= What you are asked to do =
Each entry must appear again exactly as it does in the source.

## START Given information

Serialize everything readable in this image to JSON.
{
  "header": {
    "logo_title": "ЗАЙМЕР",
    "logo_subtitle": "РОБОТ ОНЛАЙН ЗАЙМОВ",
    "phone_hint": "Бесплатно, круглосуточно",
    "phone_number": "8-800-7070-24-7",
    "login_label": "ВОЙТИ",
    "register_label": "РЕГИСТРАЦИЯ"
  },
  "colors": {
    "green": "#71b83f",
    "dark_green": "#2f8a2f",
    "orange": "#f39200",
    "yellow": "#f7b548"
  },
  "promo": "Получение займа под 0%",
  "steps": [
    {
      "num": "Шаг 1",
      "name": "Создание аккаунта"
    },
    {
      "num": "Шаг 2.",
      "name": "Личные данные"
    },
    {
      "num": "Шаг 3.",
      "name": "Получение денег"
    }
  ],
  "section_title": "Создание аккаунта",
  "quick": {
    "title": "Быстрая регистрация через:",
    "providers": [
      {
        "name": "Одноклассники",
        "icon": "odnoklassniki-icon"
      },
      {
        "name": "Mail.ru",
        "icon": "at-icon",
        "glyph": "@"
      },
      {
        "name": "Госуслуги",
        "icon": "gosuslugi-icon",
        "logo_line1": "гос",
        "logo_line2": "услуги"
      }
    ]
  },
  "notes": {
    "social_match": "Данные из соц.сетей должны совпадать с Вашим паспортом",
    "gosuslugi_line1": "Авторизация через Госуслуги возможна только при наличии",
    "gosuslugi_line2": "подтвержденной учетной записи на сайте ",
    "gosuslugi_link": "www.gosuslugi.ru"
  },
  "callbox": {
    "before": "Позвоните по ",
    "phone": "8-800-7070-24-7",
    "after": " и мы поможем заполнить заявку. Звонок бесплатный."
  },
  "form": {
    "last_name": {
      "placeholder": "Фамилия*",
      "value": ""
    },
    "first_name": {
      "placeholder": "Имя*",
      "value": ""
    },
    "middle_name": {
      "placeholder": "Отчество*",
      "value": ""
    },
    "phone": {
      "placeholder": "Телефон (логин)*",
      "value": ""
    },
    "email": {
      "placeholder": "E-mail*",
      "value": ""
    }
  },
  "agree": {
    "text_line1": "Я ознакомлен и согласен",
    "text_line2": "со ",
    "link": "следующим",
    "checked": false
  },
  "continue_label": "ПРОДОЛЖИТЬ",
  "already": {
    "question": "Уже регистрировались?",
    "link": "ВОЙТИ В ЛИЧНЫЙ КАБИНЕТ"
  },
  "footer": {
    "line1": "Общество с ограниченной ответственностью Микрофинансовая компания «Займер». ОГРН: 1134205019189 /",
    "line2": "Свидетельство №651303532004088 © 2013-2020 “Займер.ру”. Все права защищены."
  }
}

## END Given information

= Solution to this problem =
Serialize everything readable in this image to JSON.
{
  "header": {
    "logo_title": "ЗАЙМЕР",
    "logo_subtitle": "РОБОТ ОНЛАЙН ЗАЙМОВ",
    "phone_hint": "Бесплатно, круглосуточно",
    "phone_number": "8-800-7070-24-7",
    "login_label": "ВОЙТИ",
    "register_label": "РЕГИСТРАЦИЯ"
  },
  "colors": {
    "green": "#71b83f",
    "dark_green": "#2f8a2f",
    "orange": "#f39200",
    "yellow": "#f7b548"
  },
  "promo": "Получение займа под 0%",
  "steps": [
    {
      "num": "Шаг 1",
      "name": "Создание аккаунта"
    },
    {
      "num": "Шаг 2.",
      "name": "Личные данные"
    },
    {
      "num": "Шаг 3.",
      "name": "Получение денег"
    }
  ],
  "section_title": "Создание аккаунта",
  "quick": {
    "title": "Быстрая регистрация через:",
    "providers": [
      {
        "name": "Одноклассники",
        "icon": "odnoklassniki-icon"
      },
      {
        "name": "Mail.ru",
        "icon": "at-icon",
        "glyph": "@"
      },
      {
        "name": "Госуслуги",
        "icon": "gosuslugi-icon",
        "logo_line1": "гос",
        "logo_line2": "услуги"
      }
    ]
  },
  "notes": {
    "social_match": "Данные из соц.сетей должны совпадать с Вашим паспортом",
    "gosuslugi_line1": "Авторизация через Госуслуги возможна только при наличии",
    "gosuslugi_line2": "подтвержденной учетной записи на сайте ",
    "gosuslugi_link": "www.gosuslugi.ru"
  },
  "callbox": {
    "before": "Позвоните по ",
    "phone": "8-800-7070-24-7",
    "after": " и мы поможем заполнить заявку. Звонок бесплатный."
  },
  "form": {
    "last_name": {
      "placeholder": "Фамилия*",
      "value": ""
    },
    "first_name": {
      "placeholder": "Имя*",
      "value": ""
    },
    "middle_name": {
      "placeholder": "Отчество*",
      "value": ""
    },
    "phone": {
      "placeholder": "Телефон (логин)*",
      "value": ""
    },
    "email": {
      "placeholder": "E-mail*",
      "value": ""
    }
  },
  "agree": {
    "text_line1": "Я ознакомлен и согласен",
    "text_line2": "со ",
    "link": "следующим",
    "checked": false
  },
  "continue_label": "ПРОДОЛЖИТЬ",
  "already": {
    "question": "Уже регистрировались?",
    "link": "ВОЙТИ В ЛИЧНЫЙ КАБИНЕТ"
  },
  "footer": {
    "line1": "Общество с ограниченной ответственностью Микрофинансовая компания «Займер». ОГРН: 1134205019189 /",
    "line2": "Свидетельство №651303532004088 © 2013-2020 “Займер.ру”. Все права защищены."
  }
}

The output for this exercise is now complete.